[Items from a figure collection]
----------------
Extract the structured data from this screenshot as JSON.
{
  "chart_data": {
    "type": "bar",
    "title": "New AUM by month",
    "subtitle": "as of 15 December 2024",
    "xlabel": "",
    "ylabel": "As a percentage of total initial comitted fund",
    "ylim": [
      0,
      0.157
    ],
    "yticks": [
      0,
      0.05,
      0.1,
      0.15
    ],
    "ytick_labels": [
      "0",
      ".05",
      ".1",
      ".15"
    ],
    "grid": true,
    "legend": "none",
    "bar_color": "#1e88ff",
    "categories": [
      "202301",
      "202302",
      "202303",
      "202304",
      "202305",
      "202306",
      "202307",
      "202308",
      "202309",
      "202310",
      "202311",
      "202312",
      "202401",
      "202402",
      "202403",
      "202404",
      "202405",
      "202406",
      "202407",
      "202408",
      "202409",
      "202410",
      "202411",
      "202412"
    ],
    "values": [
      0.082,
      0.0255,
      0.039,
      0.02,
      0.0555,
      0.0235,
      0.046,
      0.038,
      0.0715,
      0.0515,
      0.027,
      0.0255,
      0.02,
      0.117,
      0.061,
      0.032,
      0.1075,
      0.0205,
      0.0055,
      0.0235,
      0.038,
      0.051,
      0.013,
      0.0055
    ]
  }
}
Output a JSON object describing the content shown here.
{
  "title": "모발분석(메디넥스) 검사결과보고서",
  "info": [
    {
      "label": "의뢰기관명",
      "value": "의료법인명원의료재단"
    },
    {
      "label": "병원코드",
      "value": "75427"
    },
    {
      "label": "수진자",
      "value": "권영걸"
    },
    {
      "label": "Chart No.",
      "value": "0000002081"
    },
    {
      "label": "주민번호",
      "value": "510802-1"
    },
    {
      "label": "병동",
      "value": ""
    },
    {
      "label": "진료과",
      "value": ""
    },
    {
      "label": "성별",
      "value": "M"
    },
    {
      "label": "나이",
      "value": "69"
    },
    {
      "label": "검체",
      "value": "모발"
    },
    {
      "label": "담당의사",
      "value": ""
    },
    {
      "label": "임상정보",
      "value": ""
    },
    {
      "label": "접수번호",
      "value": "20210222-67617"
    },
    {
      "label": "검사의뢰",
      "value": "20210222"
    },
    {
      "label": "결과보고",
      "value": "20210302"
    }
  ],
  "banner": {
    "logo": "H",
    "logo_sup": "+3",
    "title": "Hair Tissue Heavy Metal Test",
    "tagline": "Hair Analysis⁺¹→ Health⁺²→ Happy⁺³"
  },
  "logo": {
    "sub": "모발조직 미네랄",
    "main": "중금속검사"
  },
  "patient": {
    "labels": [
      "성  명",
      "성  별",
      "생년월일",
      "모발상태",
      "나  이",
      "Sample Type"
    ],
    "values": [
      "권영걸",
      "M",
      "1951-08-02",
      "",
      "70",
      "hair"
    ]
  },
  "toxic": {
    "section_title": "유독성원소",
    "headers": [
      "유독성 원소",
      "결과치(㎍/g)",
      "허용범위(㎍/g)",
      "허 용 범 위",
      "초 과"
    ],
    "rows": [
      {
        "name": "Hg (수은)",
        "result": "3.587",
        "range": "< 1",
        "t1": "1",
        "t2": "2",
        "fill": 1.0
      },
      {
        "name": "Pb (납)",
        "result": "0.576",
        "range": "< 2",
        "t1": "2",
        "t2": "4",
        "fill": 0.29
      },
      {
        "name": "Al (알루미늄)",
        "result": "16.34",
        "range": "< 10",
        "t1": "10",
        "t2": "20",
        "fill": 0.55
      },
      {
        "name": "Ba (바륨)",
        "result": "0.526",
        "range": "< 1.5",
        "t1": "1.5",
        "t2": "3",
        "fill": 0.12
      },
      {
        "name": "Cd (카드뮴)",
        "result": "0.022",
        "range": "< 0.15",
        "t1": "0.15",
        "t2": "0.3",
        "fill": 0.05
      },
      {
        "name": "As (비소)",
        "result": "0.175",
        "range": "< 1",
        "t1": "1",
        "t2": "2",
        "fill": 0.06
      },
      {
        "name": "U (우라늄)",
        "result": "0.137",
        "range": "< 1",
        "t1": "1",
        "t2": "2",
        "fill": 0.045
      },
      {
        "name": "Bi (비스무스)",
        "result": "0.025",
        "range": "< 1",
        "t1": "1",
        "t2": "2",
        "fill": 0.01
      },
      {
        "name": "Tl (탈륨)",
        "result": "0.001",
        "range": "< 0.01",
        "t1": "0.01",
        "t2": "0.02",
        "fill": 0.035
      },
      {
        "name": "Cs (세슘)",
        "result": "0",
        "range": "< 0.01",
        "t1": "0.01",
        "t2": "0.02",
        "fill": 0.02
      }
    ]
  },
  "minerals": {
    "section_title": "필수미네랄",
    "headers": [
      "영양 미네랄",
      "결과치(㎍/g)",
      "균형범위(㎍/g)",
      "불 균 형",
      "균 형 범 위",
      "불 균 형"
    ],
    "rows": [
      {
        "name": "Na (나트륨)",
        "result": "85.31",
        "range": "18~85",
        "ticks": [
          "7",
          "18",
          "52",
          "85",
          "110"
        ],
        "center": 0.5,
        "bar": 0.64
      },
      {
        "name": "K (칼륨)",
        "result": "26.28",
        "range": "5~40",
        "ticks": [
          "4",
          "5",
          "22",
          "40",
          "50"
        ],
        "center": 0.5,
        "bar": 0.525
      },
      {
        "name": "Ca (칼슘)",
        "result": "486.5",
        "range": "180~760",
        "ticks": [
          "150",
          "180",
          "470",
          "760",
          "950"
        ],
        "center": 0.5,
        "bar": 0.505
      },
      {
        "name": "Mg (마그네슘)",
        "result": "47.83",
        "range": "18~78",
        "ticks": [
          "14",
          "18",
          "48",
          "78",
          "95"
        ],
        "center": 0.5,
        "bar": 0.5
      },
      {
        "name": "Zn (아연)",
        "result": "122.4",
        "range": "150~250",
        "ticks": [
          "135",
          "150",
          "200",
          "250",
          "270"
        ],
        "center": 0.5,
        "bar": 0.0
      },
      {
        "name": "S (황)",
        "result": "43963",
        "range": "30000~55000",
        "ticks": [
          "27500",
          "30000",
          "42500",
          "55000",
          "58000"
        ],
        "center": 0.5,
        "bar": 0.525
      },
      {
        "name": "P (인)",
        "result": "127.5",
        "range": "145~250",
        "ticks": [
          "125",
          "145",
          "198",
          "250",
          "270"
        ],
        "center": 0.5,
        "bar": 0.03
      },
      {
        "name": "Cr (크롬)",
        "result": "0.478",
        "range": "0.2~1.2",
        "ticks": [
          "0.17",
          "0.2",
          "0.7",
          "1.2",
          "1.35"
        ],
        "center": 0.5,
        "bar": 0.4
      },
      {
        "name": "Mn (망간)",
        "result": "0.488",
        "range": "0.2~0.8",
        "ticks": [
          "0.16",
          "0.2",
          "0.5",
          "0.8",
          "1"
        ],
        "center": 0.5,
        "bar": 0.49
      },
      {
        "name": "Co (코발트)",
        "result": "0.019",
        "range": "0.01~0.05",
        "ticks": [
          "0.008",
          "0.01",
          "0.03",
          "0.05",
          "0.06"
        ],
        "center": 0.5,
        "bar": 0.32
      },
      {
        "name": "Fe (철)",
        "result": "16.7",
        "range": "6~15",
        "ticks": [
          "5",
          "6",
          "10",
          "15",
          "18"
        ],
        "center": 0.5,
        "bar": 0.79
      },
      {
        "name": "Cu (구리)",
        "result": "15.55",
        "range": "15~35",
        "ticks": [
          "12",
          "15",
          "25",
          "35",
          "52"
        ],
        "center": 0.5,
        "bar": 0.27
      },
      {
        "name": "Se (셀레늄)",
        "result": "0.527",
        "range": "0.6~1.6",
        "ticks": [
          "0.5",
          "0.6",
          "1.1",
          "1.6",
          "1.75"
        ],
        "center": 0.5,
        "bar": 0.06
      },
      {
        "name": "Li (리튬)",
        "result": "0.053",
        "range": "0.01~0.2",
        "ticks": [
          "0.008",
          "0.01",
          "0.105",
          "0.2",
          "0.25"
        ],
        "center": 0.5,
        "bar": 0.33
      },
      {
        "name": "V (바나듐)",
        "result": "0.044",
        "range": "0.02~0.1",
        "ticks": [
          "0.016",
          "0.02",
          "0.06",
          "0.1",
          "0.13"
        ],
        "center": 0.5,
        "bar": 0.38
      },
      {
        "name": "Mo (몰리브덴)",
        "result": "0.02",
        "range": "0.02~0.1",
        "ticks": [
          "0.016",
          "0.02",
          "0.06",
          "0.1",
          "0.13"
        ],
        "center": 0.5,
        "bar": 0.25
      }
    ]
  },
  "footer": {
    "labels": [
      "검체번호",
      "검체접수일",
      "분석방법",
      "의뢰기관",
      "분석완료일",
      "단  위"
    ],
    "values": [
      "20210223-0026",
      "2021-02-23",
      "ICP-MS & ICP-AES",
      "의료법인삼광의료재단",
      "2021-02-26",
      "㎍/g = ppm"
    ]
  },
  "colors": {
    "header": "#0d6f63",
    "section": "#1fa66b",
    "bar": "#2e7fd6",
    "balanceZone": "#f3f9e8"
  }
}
----------------
* **PROBLEM DETAILS**
Scan the listing above. Gather each line that contains the word "fill".

* **COMPLETED EXERCISE**
        "fill": 1.0
        "fill": 0.29
        "fill": 0.55
        "fill": 0.12
        "fill": 0.05
        "fill": 0.06
        "fill": 0.045
        "fill": 0.01
        "fill": 0.035
        "fill": 0.02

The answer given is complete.